WORK TO DO>
Determine which lines of the records include the word "your", and copy them.

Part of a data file
* * * * *

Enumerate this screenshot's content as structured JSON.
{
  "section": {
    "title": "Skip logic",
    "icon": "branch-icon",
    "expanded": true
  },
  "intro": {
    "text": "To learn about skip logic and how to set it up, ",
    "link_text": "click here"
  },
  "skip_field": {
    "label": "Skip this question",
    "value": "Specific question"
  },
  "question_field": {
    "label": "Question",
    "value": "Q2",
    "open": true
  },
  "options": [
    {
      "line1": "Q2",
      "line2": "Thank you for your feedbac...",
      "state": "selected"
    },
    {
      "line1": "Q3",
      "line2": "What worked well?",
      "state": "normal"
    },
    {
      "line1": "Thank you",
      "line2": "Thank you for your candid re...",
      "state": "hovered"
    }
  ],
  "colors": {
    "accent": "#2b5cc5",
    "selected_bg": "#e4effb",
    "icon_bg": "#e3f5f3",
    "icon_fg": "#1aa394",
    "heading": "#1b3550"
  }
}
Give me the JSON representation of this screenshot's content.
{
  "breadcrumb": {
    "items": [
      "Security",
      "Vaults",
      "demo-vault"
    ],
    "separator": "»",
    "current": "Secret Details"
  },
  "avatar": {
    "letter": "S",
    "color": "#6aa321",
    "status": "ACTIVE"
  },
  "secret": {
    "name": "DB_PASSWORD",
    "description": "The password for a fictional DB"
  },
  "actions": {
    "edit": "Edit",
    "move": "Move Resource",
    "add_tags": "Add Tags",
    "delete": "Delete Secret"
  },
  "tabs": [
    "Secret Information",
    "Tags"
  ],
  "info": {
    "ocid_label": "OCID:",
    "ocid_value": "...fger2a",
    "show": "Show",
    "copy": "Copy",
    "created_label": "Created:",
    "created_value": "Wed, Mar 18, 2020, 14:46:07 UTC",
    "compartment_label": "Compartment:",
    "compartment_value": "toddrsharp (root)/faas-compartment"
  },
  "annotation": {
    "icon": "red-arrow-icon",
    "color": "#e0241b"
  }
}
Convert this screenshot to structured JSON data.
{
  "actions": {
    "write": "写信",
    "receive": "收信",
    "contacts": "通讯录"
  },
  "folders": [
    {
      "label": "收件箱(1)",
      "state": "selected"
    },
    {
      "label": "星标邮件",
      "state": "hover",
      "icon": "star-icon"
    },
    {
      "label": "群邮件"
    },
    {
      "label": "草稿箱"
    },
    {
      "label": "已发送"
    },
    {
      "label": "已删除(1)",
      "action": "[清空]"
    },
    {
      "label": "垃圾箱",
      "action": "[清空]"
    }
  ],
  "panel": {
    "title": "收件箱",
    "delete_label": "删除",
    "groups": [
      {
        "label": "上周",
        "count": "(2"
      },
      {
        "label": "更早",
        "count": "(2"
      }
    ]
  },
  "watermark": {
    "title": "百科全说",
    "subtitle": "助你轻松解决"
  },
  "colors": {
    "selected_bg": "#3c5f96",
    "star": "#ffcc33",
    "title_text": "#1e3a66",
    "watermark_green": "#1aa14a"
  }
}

* * * * *

COMPLETE OUTPUT>
      "line2": "Thank you for your feedbac...",
      "line2": "Thank you for your candid re...",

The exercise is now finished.